Tuesday, April 29, 2008

Consider the Elephant

Consider the Elephant is book by Aram Schefrin and purported to have been told by Edwin Booth, brother of John Wilkes. While I am certain Edwin was privy to much of what his brother said and did, I think much of the writing is the author's prose and flair. Regardless, the following exerpt about Atzerodt caught my eye:

It was half after midnight when the second man appeared. He wore short black Blucher boots, a dirt-streaked ancient bang-up coat and a bollinger hat with the crown crushed in along most of its circumference. His eyes were little marbles, of no discernible shade; he had no neck; his eyebrows melded above his nose; his jaw had a Cro-Magnon look and his hair flopped down over his ears and tucked itself inside them. Surratt, who'd answered the door this time, had never seen him before. He was dismayed at the look of him. "What do you want?" he asked. "Mein nomme its Atzerrrrodtt." "What?" "My nomme its Atzerrrrrrrodtt." " What?" "lch komme by Meester Brawner... " "Ah." Surratt allowed the fellow by, and the bourbon breeze which trailed him. "We're out of rooms," Surratt explained. "You'll have to sleep here in the parlor." "Oh, ya, fine, fine." "I'm going to bed. It's late." "Oh, ya, long trip. Gutte nacht to you. "Appolonia, in the morning, was the first to discover him. She shrieked, took a tight grip on her nose and ran into Mary's bedroom which was just behind the public room on the second floor. Mary threw on a cottage cloak and came out to examine the man. He was snoring on her best settee with his knees tucked into his chin. "John!" she hollered. "Get down here! Who is this golem?" Surratt quickly skittered down the stairs. "His name is Atzerodt, Ma." "I don't care what his name is. The man is a stinking pig!" "He won't be here long..." "I don't want him near Anna. Get him out of my house! "Along about noon, Surratt met Wilkes at Deery's billiard hall. They stayed long enough for Wilkes to make a good dent in a quart of brandy. Surratt explained the problem he had with Atzerodt; Wilkes agreed to foot the bill for a room at a hotel. "Shall I bring him tonight?" Surratt asked. "No. I don't need him there. Tell him to meet us at midnight at Gauthier's restaurant. "Surratt sped home and woke Atzerodt. Mary had let him siesta, afraid to poke the man. After much confabulation, the clerk at the Pennsylvania House agreed to take Atzerodt in. "Any luggage?" "No," said Surratt. "Does he look like owns anything?"

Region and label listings
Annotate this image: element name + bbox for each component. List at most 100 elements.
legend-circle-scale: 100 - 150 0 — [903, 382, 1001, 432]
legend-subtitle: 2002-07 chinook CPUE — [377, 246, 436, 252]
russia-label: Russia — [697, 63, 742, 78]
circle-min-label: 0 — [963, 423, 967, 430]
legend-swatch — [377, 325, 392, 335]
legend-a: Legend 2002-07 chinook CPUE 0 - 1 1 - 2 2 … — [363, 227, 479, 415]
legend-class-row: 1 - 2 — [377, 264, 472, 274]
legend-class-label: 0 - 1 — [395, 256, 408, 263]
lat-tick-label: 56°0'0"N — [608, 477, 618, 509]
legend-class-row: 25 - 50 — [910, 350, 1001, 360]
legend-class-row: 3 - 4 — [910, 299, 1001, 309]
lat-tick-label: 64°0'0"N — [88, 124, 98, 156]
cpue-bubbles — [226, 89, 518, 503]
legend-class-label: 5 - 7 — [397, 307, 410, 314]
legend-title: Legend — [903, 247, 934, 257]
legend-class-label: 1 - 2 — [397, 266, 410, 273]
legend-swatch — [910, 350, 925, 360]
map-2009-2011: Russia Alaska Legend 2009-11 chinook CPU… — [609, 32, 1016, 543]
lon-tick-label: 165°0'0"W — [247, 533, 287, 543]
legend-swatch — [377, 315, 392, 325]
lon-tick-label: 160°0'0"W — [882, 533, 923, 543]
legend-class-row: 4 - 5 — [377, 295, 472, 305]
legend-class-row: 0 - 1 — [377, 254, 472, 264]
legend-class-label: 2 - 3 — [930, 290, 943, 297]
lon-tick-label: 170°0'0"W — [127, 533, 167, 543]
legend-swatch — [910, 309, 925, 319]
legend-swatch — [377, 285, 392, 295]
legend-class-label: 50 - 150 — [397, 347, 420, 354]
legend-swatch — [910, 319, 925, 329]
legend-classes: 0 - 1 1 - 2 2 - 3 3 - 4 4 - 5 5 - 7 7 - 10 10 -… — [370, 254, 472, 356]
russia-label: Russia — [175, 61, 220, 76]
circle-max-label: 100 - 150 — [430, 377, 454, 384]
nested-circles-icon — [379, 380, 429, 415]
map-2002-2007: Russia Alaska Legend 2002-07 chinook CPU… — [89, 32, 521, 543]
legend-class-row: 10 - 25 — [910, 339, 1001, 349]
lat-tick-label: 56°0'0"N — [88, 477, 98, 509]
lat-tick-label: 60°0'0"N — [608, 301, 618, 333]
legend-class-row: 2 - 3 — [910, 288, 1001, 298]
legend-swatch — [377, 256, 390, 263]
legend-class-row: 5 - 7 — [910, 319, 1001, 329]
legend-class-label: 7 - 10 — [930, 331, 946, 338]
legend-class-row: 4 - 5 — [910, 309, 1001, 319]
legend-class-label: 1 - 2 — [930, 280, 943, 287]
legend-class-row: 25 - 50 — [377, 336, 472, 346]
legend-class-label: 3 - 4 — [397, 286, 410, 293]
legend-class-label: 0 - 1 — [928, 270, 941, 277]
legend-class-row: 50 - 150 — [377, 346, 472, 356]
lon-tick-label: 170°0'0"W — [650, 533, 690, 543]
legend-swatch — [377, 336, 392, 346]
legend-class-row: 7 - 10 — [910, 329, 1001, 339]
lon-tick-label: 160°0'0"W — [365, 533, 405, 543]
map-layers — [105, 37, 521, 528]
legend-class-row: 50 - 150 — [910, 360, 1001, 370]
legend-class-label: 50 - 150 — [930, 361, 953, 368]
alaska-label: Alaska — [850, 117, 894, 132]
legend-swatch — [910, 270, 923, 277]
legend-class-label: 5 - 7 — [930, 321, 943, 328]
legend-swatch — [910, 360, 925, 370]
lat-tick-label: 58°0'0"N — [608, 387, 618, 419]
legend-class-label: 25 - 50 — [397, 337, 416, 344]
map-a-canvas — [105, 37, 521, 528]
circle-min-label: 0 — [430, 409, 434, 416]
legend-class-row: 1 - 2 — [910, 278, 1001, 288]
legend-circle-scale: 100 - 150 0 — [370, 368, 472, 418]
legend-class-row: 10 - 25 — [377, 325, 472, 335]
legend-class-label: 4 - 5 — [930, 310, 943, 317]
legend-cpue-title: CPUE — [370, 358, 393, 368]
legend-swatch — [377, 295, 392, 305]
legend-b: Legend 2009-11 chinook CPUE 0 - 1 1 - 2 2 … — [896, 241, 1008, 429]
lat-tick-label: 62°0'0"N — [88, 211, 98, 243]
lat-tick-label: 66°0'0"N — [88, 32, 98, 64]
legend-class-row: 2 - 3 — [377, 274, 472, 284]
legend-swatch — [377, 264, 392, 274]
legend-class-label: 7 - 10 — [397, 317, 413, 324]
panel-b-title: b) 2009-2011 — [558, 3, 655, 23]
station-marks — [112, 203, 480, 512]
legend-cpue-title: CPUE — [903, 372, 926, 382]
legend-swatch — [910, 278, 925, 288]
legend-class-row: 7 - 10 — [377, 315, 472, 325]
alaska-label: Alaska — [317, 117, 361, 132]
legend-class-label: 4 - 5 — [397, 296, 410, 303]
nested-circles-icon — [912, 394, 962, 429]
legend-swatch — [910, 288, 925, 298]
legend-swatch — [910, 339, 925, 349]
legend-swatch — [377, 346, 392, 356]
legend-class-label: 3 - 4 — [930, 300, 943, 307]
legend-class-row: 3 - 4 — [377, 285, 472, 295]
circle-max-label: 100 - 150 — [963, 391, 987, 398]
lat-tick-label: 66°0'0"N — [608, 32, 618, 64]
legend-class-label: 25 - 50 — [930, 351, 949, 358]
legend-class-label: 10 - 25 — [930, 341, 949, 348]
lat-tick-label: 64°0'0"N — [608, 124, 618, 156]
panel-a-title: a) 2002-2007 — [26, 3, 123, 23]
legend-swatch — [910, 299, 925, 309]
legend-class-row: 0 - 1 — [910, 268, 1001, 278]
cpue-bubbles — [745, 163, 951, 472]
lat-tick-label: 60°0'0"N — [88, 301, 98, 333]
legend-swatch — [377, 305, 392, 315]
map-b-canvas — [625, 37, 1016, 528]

WRITTEN TASKS >>
[a] Count the lines of the records that contain the string "Russia", treating uppercase and lowercase as different, and give only that number.
[b] Carry on the excerpt about Atzerodt, beginning right after its last sentence.

OUTPUTS FOR THE TASKS >>
[a] 4

[b]
Wilkes knocked on the door of room 52 at the Pennsylvania House. The room was as filthy as the man himself. Atzerodt owned next to nothing, but what he had was strewn over bed, chest and floor, mixed with flakes of puffy dough likewise dispersed from the schnecken he'd been gorging on from the German bakery. "Kill da Fice Pressident? Ya, dis iss a choke?" He was backpedaling, slithering, stumbling over his own debris, then bending to snatch up a shirt, a sock as if to say how could you ask such a thing from such a tidy man? "You refuse?" Wilkes glowered. "Ya, I refuse." Now Atzerodt stood his ground. "You're already in deep enough to be hanged ..." "Ya, but ..." "And I will see to it that you are, if you don't do what you're told. "Atzerodt touched his neck, his chin. Nodded. Bowed his head.

The picture below shows Booth threatening to kill Atzerodt if he doesn't fullfil the changed plan to assasinate Andrew Johnson.
I still think Adzerodt got a bum deal.


April M. Beisaw said...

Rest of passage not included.